Labeled region rows
========
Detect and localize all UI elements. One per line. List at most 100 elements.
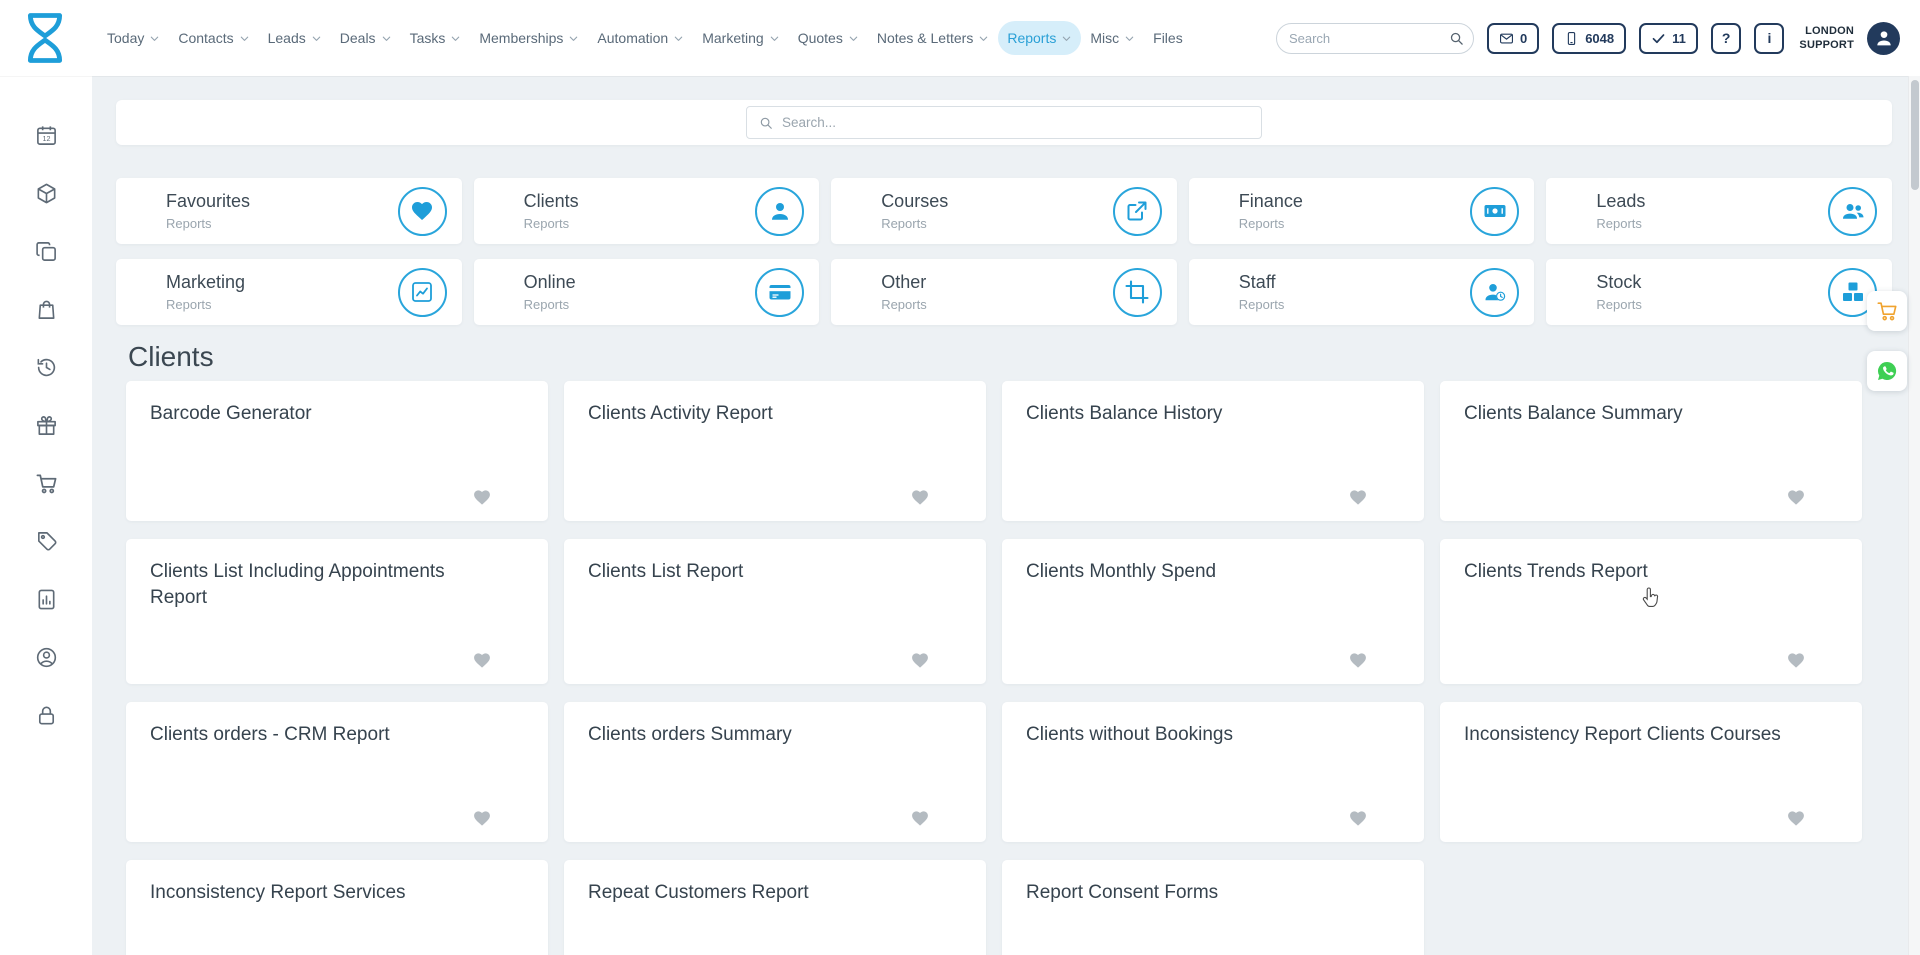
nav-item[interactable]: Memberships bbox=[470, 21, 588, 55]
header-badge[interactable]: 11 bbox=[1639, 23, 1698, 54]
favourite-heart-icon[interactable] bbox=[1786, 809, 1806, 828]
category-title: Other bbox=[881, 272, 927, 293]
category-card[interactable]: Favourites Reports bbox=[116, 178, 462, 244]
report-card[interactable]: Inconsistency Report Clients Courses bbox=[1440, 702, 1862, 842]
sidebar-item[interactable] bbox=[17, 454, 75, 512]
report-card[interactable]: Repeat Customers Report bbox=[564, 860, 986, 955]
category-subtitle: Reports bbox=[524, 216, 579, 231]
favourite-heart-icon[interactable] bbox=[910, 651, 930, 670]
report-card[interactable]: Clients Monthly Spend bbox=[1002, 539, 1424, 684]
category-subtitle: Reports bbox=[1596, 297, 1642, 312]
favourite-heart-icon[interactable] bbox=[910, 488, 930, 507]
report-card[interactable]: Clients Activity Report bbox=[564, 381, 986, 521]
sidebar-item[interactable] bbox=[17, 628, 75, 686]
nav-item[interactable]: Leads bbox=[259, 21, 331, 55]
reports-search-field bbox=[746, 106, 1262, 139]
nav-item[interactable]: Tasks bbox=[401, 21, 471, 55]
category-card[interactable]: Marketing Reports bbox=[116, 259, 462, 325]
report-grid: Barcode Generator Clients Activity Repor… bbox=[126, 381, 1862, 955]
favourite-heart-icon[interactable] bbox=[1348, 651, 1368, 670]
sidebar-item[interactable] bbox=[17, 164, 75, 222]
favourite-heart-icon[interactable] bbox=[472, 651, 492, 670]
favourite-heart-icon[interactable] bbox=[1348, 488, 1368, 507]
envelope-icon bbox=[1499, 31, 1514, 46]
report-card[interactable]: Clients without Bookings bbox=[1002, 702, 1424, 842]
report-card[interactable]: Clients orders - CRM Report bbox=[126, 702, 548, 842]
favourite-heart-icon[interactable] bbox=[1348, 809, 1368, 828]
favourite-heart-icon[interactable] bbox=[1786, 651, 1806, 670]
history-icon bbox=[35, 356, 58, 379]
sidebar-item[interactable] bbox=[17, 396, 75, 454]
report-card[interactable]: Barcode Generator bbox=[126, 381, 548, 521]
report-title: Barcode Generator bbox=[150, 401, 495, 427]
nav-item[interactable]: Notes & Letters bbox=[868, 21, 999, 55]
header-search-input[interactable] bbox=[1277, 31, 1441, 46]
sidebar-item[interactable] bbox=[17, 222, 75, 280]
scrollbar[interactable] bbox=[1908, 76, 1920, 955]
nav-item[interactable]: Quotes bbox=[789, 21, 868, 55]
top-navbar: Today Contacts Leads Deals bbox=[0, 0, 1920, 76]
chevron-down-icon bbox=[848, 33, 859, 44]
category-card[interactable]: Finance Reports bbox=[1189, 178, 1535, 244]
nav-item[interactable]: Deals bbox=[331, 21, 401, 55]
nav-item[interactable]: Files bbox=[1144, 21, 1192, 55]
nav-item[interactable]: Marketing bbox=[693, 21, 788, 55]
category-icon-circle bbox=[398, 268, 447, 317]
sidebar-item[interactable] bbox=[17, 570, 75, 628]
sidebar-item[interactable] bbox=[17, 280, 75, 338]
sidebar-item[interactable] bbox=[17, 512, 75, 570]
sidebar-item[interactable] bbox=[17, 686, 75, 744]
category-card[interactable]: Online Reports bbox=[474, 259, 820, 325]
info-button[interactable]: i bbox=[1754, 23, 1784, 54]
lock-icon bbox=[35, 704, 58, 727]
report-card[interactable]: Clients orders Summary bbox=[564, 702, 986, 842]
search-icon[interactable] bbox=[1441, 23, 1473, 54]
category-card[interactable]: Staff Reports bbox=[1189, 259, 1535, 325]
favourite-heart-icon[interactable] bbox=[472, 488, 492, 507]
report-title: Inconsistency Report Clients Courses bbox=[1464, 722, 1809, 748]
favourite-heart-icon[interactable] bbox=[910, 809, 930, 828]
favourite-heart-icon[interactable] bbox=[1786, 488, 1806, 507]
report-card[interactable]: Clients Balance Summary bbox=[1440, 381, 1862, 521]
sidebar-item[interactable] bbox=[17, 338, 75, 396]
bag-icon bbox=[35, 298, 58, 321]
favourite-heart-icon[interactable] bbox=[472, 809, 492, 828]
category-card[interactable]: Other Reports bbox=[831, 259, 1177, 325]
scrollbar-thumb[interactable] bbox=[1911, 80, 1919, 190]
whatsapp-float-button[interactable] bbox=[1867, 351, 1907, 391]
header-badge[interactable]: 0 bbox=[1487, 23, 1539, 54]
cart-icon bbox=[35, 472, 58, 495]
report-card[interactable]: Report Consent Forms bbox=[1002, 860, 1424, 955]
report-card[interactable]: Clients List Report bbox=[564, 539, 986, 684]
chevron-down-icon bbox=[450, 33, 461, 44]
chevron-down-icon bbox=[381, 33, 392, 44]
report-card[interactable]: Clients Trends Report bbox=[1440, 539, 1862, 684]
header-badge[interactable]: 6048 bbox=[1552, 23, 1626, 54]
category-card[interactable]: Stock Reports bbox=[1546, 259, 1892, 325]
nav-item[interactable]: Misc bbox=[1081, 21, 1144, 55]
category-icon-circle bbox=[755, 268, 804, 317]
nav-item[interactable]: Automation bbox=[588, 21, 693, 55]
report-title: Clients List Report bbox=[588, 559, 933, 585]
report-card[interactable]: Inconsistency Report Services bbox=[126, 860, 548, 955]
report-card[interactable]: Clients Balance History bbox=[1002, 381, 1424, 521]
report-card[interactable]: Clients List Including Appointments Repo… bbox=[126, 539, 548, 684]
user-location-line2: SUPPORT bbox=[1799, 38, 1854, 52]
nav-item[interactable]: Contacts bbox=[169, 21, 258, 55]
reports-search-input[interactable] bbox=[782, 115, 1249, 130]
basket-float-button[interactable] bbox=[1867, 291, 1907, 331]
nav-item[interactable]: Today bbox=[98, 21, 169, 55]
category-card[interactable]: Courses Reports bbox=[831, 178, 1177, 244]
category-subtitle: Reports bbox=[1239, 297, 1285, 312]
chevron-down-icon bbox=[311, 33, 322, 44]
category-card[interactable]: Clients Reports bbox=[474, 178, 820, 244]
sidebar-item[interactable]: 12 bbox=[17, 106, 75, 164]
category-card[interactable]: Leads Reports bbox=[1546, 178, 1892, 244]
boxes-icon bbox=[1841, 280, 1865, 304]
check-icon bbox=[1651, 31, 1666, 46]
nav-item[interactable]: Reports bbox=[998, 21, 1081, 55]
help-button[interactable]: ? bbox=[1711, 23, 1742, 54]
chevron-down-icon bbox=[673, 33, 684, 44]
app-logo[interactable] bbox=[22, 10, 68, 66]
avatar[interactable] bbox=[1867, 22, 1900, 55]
========
● Task instructions:
Convert every row above into a JSON array of strings, with one string per line, skipping blank lines and omitting the pictures.

● The result:
[
  "Detect and localize all UI elements. One per line. List at most 100 elements.",
  "nav-item[interactable]: Memberships bbox=[470, 21, 588, 55]",
  "header-badge[interactable]: 11 bbox=[1639, 23, 1698, 54]",
  "favourite-heart-icon[interactable] bbox=[1786, 809, 1806, 828]",
  "category-title: Other bbox=[881, 272, 927, 293]",
  "category-card[interactable]: Favourites Reports bbox=[116, 178, 462, 244]",
  "report-card[interactable]: Inconsistency Report Clients Courses bbox=[1440, 702, 1862, 842]",
  "sidebar-item[interactable] bbox=[17, 454, 75, 512]",
  "report-card[interactable]: Repeat Customers Report bbox=[564, 860, 986, 955]",
  "category-subtitle: Reports bbox=[524, 216, 579, 231]",
  "favourite-heart-icon[interactable] bbox=[910, 651, 930, 670]",
  "report-card[interactable]: Clients Monthly Spend bbox=[1002, 539, 1424, 684]",
  "category-subtitle: Reports bbox=[1596, 297, 1642, 312]",
  "favourite-heart-icon[interactable] bbox=[910, 488, 930, 507]",
  "report-card[interactable]: Clients Activity Report bbox=[564, 381, 986, 521]",
  "sidebar-item[interactable] bbox=[17, 628, 75, 686]",
  "nav-item[interactable]: Leads bbox=[259, 21, 331, 55]",
  "reports-search-field bbox=[746, 106, 1262, 139]",
  "nav-item[interactable]: Tasks bbox=[401, 21, 471, 55]",
  "category-card[interactable]: Marketing Reports bbox=[116, 259, 462, 325]",
  "report-grid: Barcode Generator Clients Activity Repor… bbox=[126, 381, 1862, 955]",
  "favourite-heart-icon[interactable] bbox=[1348, 651, 1368, 670]",
  "sidebar-item[interactable] bbox=[17, 164, 75, 222]",
  "favourite-heart-icon[interactable] bbox=[472, 651, 492, 670]",
  "favourite-heart-icon[interactable] bbox=[1348, 488, 1368, 507]",
  "envelope-icon bbox=[1499, 31, 1514, 46]",
  "report-card[interactable]: Clients without Bookings bbox=[1002, 702, 1424, 842]",
  "report-card[interactable]: Clients orders - CRM Report bbox=[126, 702, 548, 842]",
  "favourite-heart-icon[interactable] bbox=[1348, 809, 1368, 828]",
  "favourite-heart-icon[interactable] bbox=[1786, 651, 1806, 670]",
  "history-icon bbox=[35, 356, 58, 379]",
  "sidebar-item[interactable] bbox=[17, 396, 75, 454]",
  "report-card[interactable]: Barcode Generator bbox=[126, 381, 548, 521]",
  "report-title: Barcode Generator bbox=[150, 401, 495, 427]",
  "nav-item[interactable]: Notes & Letters bbox=[868, 21, 999, 55]",
  "header-search-input[interactable] bbox=[1277, 31, 1441, 46]",
  "sidebar-item[interactable] bbox=[17, 222, 75, 280]",
  "scrollbar[interactable] bbox=[1908, 76, 1920, 955]",
  "nav-item[interactable]: Quotes bbox=[789, 21, 868, 55]",
  "top-navbar: Today Contacts Leads Deals bbox=[0, 0, 1920, 76]",
  "chevron-down-icon bbox=[848, 33, 859, 44]",
  "category-card[interactable]: Finance Reports bbox=[1189, 178, 1535, 244]",
  "nav-item[interactable]: Deals bbox=[331, 21, 401, 55]",
  "nav-item[interactable]: Files bbox=[1144, 21, 1192, 55]",
  "nav-item[interactable]: Marketing bbox=[693, 21, 788, 55]",
  "category-icon-circle bbox=[398, 268, 447, 317]",
  "sidebar-item[interactable] bbox=[17, 570, 75, 628]",
  "sidebar-item[interactable] bbox=[17, 280, 75, 338]",
  "sidebar-item[interactable] bbox=[17, 512, 75, 570]",
  "sidebar-item[interactable] bbox=[17, 686, 75, 744]",
  "category-card[interactable]: Online Reports bbox=[474, 259, 820, 325]",
  "info-button[interactable]: i bbox=[1754, 23, 1784, 54]",
  "lock-icon bbox=[35, 704, 58, 727]",
  "report-card[interactable]: Clients orders Summary bbox=[564, 702, 986, 842]",
  "search-icon[interactable] bbox=[1441, 23, 1473, 54]",
  "category-card[interactable]: Staff Reports bbox=[1189, 259, 1535, 325]",
  "favourite-heart-icon[interactable] bbox=[472, 488, 492, 507]",
  "report-title: Inconsistency Report Clients Courses bbox=[1464, 722, 1809, 748]",
  "favourite-heart-icon[interactable] bbox=[910, 809, 930, 828]",
  "favourite-heart-icon[interactable] bbox=[1786, 488, 1806, 507]",
  "report-card[interactable]: Clients Balance Summary bbox=[1440, 381, 1862, 521]",
  "sidebar-item[interactable] bbox=[17, 338, 75, 396]",
  "bag-icon bbox=[35, 298, 58, 321]",
  "favourite-heart-icon[interactable] bbox=[472, 809, 492, 828]",
  "category-card[interactable]: Other Reports bbox=[831, 259, 1177, 325]",
  "scrollbar-thumb[interactable] bbox=[1911, 80, 1919, 190]",
  "whatsapp-float-button[interactable] bbox=[1867, 351, 1907, 391]",
  "header-badge[interactable]: 0 bbox=[1487, 23, 1539, 54]",
  "cart-icon bbox=[35, 472, 58, 495]",
  "report-card[interactable]: Report Consent Forms bbox=[1002, 860, 1424, 955]",
  "report-card[interactable]: Clients List Report bbox=[564, 539, 986, 684]",
  "chevron-down-icon bbox=[450, 33, 461, 44]",
  "chevron-down-icon bbox=[381, 33, 392, 44]",
  "report-card[interactable]: Clients Trends Report bbox=[1440, 539, 1862, 684]",
  "header-badge[interactable]: 6048 bbox=[1552, 23, 1626, 54]",
  "category-card[interactable]: Stock Reports bbox=[1546, 259, 1892, 325]",
  "nav-item[interactable]: Misc bbox=[1081, 21, 1144, 55]",
  "category-icon-circle bbox=[755, 268, 804, 317]",
  "nav-item[interactable]: Automation bbox=[588, 21, 693, 55]",
  "report-title: Clients List Report bbox=[588, 559, 933, 585]",
  "report-card[interactable]: Inconsistency Report Services bbox=[126, 860, 548, 955]",
  "report-card[interactable]: Clients Balance History bbox=[1002, 381, 1424, 521]",
  "report-card[interactable]: Clients List Including Appointments Repo… bbox=[126, 539, 548, 684]",
  "user-location-line2: SUPPORT bbox=[1799, 38, 1854, 52]",
  "nav-item[interactable]: Contacts bbox=[169, 21, 258, 55]",
  "reports-search-input[interactable] bbox=[782, 115, 1249, 130]",
  "basket-float-button[interactable] bbox=[1867, 291, 1907, 331]",
  "nav-item[interactable]: Today bbox=[98, 21, 169, 55]",
  "category-card[interactable]: Courses Reports bbox=[831, 178, 1177, 244]",
  "category-subtitle: Reports bbox=[1239, 297, 1285, 312]",
  "chevron-down-icon bbox=[311, 33, 322, 44]",
  "category-card[interactable]: Clients Reports bbox=[474, 178, 820, 244]",
  "sidebar-item[interactable]: 12 bbox=[17, 106, 75, 164]",
  "category-card[interactable]: Leads Reports bbox=[1546, 178, 1892, 244]",
  "boxes-icon bbox=[1841, 280, 1865, 304]",
  "check-icon bbox=[1651, 31, 1666, 46]",
  "nav-item[interactable]: Reports bbox=[998, 21, 1081, 55]",
  "help-button[interactable]: ? bbox=[1711, 23, 1742, 54]",
  "chevron-down-icon bbox=[673, 33, 684, 44]",
  "app-logo[interactable] bbox=[22, 10, 68, 66]",
  "avatar[interactable] bbox=[1867, 22, 1900, 55]"
]